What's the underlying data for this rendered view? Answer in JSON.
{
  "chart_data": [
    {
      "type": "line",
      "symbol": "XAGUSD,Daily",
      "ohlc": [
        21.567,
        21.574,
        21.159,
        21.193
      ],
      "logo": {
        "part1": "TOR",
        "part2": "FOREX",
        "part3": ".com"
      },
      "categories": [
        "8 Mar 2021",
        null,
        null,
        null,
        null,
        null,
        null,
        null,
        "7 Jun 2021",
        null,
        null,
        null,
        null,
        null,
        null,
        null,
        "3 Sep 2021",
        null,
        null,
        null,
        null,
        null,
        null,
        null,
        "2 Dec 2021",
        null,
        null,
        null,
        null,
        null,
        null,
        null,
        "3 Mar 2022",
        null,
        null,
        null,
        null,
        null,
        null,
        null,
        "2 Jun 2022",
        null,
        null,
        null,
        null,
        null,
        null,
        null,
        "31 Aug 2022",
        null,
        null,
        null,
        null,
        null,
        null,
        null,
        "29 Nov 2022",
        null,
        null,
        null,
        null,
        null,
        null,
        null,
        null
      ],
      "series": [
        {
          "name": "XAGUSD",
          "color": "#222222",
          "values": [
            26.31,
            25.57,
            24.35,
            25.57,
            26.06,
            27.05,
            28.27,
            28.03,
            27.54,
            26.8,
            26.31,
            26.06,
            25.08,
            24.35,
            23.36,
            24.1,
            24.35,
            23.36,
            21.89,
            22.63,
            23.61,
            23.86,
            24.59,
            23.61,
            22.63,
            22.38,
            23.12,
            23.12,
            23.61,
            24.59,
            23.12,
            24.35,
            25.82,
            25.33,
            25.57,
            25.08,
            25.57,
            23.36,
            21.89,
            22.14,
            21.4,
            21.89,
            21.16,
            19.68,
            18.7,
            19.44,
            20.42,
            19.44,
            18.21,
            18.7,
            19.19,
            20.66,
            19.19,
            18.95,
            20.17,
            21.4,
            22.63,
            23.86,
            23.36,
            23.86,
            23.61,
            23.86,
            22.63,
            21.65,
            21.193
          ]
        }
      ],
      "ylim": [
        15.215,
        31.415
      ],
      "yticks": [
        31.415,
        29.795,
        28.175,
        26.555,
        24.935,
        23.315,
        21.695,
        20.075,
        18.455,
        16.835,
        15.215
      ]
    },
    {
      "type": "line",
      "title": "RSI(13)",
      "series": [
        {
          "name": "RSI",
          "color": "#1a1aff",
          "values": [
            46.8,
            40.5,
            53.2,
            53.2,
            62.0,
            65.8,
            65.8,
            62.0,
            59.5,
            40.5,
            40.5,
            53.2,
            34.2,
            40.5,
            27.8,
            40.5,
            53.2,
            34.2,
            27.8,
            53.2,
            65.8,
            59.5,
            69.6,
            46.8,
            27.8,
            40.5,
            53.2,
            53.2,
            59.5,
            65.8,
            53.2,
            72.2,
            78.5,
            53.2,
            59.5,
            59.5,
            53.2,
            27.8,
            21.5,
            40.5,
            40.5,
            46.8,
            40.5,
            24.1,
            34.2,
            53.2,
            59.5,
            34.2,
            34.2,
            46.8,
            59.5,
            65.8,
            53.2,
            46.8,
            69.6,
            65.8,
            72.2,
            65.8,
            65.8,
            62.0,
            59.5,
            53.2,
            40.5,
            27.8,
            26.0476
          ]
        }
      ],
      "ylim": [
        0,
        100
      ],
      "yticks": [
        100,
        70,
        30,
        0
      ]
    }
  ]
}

+ + + + + + +

Task directions: Copy out the whole listing exactly.

The solution:
What's the underlying data for this rendered view? Answer in JSON.
{
  "chart_data": [
    {
      "type": "line",
      "symbol": "XAGUSD,Daily",
      "ohlc": [
        21.567,
        21.574,
        21.159,
        21.193
      ],
      "logo": {
        "part1": "TOR",
        "part2": "FOREX",
        "part3": ".com"
      },
      "categories": [
        "8 Mar 2021",
        null,
        null,
        null,
        null,
        null,
        null,
        null,
        "7 Jun 2021",
        null,
        null,
        null,
        null,
        null,
        null,
        null,
        "3 Sep 2021",
        null,
        null,
        null,
        null,
        null,
        null,
        null,
        "2 Dec 2021",
        null,
        null,
        null,
        null,
        null,
        null,
        null,
        "3 Mar 2022",
        null,
        null,
        null,
        null,
        null,
        null,
        null,
        "2 Jun 2022",
        null,
        null,
        null,
        null,
        null,
        null,
        null,
        "31 Aug 2022",
        null,
        null,
        null,
        null,
        null,
        null,
        null,
        "29 Nov 2022",
        null,
        null,
        null,
        null,
        null,
        null,
        null,
        null
      ],
      "series": [
        {
          "name": "XAGUSD",
          "color": "#222222",
          "values": [
            26.31,
            25.57,
            24.35,
            25.57,
            26.06,
            27.05,
            28.27,
            28.03,
            27.54,
            26.8,
            26.31,
            26.06,
            25.08,
            24.35,
            23.36,
            24.1,
            24.35,
            23.36,
            21.89,
            22.63,
            23.61,
            23.86,
            24.59,
            23.61,
            22.63,
            22.38,
            23.12,
            23.12,
            23.61,
            24.59,
            23.12,
            24.35,
            25.82,
            25.33,
            25.57,
            25.08,
            25.57,
            23.36,
            21.89,
            22.14,
            21.4,
            21.89,
            21.16,
            19.68,
            18.7,
            19.44,
            20.42,
            19.44,
            18.21,
            18.7,
            19.19,
            20.66,
            19.19,
            18.95,
            20.17,
            21.4,
            22.63,
            23.86,
            23.36,
            23.86,
            23.61,
            23.86,
            22.63,
            21.65,
            21.193
          ]
        }
      ],
      "ylim": [
        15.215,
        31.415
      ],
      "yticks": [
        31.415,
        29.795,
        28.175,
        26.555,
        24.935,
        23.315,
        21.695,
        20.075,
        18.455,
        16.835,
        15.215
      ]
    },
    {
      "type": "line",
      "title": "RSI(13)",
      "series": [
        {
          "name": "RSI",
          "color": "#1a1aff",
          "values": [
            46.8,
            40.5,
            53.2,
            53.2,
            62.0,
            65.8,
            65.8,
            62.0,
            59.5,
            40.5,
            40.5,
            53.2,
            34.2,
            40.5,
            27.8,
            40.5,
            53.2,
            34.2,
            27.8,
            53.2,
            65.8,
            59.5,
            69.6,
            46.8,
            27.8,
            40.5,
            53.2,
            53.2,
            59.5,
            65.8,
            53.2,
            72.2,
            78.5,
            53.2,
            59.5,
            59.5,
            53.2,
            27.8,
            21.5,
            40.5,
            40.5,
            46.8,
            40.5,
            24.1,
            34.2,
            53.2,
            59.5,
            34.2,
            34.2,
            46.8,
            59.5,
            65.8,
            53.2,
            46.8,
            69.6,
            65.8,
            72.2,
            65.8,
            65.8,
            62.0,
            59.5,
            53.2,
            40.5,
            27.8,
            26.0476
          ]
        }
      ],
      "ylim": [
        0,
        100
      ],
      "yticks": [
        100,
        70,
        30,
        0
      ]
    }
  ]
}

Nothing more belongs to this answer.